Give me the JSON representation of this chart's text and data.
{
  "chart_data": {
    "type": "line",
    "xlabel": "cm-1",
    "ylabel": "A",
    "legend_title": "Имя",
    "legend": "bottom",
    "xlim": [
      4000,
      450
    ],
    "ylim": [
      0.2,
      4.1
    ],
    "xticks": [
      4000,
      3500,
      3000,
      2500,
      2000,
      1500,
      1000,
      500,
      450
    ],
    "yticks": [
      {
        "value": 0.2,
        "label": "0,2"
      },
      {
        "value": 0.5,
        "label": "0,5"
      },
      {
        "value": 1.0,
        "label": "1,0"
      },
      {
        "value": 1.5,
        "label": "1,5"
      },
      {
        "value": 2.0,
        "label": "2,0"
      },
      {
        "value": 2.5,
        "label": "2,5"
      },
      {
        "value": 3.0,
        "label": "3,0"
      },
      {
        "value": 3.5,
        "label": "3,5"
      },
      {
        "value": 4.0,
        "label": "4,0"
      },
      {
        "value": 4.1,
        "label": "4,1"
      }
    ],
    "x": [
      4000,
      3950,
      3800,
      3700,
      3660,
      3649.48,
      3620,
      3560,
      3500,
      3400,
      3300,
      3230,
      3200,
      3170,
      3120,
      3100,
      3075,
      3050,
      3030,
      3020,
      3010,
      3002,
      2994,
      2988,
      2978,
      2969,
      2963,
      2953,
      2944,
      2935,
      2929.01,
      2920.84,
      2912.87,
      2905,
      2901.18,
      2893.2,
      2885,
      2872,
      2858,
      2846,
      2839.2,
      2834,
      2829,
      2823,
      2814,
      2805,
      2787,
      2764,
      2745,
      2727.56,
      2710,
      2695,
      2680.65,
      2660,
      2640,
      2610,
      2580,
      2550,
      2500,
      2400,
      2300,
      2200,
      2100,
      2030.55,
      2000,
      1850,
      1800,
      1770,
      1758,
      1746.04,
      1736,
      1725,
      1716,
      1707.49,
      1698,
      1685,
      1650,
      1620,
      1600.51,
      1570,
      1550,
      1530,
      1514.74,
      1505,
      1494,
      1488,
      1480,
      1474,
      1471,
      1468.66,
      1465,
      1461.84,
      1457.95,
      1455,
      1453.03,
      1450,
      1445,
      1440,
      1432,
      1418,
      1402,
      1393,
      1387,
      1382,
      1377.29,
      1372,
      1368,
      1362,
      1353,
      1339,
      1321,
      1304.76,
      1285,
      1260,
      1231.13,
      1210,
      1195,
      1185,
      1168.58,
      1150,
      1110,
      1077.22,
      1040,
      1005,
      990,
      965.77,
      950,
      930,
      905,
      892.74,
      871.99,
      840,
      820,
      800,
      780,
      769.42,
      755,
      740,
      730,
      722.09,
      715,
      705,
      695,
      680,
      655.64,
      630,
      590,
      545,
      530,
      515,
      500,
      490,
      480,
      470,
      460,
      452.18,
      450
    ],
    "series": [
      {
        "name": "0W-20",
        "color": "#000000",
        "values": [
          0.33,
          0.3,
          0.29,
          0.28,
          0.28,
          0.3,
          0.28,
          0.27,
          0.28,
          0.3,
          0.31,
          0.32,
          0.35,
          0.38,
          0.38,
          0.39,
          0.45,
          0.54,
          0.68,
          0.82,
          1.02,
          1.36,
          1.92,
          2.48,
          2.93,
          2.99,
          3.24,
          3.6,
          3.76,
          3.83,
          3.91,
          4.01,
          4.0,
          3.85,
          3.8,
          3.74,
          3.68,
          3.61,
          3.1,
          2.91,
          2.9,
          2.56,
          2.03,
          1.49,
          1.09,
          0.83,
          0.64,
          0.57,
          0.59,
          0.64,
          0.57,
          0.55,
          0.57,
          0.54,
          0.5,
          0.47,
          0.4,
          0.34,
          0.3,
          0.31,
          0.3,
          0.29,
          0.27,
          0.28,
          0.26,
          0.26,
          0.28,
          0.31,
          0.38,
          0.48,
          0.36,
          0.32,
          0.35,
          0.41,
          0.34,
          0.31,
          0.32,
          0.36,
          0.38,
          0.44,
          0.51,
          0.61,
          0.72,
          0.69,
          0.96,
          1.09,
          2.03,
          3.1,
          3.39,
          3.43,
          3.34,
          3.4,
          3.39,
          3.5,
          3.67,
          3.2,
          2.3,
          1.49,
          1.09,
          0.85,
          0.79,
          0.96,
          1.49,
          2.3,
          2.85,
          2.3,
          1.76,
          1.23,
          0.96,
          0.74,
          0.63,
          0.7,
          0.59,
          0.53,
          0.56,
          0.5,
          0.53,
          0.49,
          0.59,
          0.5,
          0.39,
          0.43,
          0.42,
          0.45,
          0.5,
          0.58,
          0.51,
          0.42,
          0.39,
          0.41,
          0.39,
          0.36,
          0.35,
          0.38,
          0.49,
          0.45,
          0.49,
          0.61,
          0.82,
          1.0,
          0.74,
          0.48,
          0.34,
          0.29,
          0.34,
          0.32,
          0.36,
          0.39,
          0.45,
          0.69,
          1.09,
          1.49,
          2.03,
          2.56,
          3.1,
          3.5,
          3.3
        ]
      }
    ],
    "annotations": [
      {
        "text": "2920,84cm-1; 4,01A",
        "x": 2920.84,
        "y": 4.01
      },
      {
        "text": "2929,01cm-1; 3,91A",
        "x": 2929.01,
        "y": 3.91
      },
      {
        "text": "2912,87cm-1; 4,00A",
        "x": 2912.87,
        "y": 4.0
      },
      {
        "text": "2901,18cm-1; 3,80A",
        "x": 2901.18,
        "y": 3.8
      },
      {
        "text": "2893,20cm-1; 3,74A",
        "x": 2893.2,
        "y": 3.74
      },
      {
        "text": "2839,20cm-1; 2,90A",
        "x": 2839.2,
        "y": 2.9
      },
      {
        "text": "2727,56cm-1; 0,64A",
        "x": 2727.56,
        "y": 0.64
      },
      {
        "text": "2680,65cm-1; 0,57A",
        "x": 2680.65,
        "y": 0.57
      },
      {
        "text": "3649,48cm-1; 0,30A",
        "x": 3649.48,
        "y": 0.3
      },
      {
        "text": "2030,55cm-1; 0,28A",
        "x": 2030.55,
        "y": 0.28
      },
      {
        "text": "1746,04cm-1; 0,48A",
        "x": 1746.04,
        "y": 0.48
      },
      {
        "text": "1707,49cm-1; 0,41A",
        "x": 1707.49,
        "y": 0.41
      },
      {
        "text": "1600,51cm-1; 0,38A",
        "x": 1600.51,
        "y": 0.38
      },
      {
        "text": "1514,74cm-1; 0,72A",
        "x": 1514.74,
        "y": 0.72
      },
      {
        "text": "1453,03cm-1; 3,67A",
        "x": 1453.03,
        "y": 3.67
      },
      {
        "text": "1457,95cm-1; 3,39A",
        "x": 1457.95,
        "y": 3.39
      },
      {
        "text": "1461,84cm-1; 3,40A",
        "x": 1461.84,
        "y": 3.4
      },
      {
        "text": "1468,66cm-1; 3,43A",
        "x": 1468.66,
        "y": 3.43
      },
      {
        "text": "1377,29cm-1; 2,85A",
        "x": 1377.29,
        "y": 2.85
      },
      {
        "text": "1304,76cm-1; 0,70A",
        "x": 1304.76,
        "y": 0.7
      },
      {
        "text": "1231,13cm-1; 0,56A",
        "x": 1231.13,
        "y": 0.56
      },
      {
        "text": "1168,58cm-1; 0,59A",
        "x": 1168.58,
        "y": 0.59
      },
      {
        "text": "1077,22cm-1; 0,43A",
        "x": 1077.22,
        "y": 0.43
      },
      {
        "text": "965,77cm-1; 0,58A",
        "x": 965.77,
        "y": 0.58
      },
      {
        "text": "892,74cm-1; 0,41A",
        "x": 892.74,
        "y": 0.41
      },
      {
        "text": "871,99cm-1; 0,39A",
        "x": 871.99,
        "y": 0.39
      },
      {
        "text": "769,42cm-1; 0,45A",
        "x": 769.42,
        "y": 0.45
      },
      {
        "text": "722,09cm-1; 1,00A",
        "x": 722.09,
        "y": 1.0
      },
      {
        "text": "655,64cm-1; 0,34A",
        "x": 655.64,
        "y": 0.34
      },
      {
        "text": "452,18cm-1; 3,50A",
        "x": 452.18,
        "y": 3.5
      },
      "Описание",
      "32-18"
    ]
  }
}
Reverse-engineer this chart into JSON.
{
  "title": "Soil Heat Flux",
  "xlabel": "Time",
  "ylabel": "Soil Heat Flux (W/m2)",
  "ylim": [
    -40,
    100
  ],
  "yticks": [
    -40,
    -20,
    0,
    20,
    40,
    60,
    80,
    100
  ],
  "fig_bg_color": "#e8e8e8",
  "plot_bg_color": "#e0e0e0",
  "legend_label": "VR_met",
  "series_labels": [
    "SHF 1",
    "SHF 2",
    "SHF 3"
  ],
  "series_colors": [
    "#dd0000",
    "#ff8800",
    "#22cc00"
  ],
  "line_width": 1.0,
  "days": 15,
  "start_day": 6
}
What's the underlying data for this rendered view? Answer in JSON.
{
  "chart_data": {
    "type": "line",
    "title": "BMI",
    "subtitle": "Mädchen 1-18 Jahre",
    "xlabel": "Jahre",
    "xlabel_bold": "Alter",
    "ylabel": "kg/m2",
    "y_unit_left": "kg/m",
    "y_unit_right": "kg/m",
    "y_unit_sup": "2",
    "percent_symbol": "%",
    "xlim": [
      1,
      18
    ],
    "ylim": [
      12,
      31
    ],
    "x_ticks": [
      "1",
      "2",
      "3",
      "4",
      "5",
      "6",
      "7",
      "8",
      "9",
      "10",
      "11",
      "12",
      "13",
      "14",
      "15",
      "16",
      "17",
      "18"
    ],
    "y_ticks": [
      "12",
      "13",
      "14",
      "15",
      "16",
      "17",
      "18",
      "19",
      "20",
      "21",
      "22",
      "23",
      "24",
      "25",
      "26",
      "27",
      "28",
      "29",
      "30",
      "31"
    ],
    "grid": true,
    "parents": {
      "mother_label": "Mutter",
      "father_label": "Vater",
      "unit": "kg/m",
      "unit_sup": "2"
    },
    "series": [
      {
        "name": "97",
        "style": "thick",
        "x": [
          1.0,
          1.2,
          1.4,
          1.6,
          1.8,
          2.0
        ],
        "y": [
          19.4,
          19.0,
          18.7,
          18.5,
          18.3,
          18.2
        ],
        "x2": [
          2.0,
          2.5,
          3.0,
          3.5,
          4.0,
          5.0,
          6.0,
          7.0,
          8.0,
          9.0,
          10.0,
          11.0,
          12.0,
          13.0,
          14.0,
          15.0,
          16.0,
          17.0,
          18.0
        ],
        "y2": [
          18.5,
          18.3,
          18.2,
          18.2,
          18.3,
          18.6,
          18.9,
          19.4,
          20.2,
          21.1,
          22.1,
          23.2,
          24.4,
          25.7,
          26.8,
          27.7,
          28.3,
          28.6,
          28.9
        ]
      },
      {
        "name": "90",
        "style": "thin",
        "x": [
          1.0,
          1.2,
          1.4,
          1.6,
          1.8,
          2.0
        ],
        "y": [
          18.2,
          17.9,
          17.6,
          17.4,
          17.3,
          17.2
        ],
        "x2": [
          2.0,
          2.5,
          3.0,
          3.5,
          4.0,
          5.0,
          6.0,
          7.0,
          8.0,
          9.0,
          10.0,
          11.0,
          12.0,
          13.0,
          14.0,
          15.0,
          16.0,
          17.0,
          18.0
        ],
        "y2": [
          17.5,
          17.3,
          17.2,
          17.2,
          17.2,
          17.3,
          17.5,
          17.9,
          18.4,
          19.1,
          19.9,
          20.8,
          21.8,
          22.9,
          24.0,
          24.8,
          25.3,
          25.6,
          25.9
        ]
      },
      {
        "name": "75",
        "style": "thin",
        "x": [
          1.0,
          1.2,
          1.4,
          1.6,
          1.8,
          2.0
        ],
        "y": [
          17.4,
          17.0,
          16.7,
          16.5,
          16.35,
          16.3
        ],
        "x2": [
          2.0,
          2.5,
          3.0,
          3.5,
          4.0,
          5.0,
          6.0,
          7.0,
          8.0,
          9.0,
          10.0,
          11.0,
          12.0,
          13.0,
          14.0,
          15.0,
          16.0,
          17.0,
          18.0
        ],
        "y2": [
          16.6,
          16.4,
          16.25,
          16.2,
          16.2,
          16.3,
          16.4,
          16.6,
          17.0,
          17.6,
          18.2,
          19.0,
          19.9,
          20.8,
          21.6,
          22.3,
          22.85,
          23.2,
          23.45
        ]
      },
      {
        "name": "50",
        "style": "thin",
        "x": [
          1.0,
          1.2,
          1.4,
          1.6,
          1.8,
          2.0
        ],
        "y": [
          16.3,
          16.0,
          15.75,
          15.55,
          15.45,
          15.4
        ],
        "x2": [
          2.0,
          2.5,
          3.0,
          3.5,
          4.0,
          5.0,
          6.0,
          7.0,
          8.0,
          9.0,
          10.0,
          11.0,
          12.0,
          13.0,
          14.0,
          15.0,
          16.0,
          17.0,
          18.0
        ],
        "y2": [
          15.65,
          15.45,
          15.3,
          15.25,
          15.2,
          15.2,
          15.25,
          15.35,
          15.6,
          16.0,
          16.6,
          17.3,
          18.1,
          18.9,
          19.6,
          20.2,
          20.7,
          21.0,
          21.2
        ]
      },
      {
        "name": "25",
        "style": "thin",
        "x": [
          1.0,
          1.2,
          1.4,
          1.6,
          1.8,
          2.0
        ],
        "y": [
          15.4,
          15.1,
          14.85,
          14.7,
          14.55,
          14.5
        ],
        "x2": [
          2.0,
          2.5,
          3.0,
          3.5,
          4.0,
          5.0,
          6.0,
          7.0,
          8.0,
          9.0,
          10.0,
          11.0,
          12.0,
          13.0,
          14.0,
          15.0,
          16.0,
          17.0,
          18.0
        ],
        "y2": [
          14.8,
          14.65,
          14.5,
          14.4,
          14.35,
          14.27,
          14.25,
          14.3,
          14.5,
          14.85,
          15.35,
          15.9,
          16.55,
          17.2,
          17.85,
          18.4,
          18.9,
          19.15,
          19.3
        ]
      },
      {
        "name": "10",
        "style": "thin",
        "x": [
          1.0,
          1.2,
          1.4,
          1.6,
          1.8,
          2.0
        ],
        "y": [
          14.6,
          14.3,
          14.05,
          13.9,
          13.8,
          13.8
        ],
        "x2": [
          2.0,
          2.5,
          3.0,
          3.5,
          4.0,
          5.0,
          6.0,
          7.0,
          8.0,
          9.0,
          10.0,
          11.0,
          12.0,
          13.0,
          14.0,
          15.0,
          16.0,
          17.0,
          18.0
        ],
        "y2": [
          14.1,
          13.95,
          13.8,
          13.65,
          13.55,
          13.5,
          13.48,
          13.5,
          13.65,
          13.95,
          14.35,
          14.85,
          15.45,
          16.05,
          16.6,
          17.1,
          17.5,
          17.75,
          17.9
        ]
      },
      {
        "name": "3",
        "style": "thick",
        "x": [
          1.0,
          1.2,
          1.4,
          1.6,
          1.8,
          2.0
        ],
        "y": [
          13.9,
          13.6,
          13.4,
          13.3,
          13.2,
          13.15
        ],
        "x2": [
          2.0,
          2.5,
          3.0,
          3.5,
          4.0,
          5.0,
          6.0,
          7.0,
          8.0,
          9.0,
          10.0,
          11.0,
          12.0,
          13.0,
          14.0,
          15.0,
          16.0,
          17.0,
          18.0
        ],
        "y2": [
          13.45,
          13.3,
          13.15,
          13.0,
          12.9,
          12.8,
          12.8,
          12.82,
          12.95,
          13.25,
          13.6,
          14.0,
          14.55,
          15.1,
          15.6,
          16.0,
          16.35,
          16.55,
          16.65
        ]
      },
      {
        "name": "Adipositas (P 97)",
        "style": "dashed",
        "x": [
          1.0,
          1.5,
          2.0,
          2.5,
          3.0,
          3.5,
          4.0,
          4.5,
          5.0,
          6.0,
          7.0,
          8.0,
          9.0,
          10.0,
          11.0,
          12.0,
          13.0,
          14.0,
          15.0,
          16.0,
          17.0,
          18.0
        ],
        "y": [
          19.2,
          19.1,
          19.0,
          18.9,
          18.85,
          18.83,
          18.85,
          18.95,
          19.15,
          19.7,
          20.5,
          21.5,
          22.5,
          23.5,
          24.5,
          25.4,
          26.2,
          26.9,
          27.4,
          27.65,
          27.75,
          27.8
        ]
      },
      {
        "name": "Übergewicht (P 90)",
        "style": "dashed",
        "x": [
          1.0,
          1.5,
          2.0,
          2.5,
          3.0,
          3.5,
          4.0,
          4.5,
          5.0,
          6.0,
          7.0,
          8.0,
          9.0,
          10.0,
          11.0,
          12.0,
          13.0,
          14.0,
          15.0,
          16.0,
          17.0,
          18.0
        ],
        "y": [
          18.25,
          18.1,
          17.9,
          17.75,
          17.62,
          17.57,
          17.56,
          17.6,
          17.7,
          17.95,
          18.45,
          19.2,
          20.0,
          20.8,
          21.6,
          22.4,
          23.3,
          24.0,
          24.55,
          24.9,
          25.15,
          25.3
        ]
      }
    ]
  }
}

### [Instructions to follow]
Identify all lines where the word "name" shows up. Copy them.

### [Written response]
        "name": "0W-20",
        "name": "97",
        "name": "90",
        "name": "75",
        "name": "50",
        "name": "25",
        "name": "10",
        "name": "3",
        "name": "Adipositas (P 97)",
        "name": "Übergewicht (P 90)",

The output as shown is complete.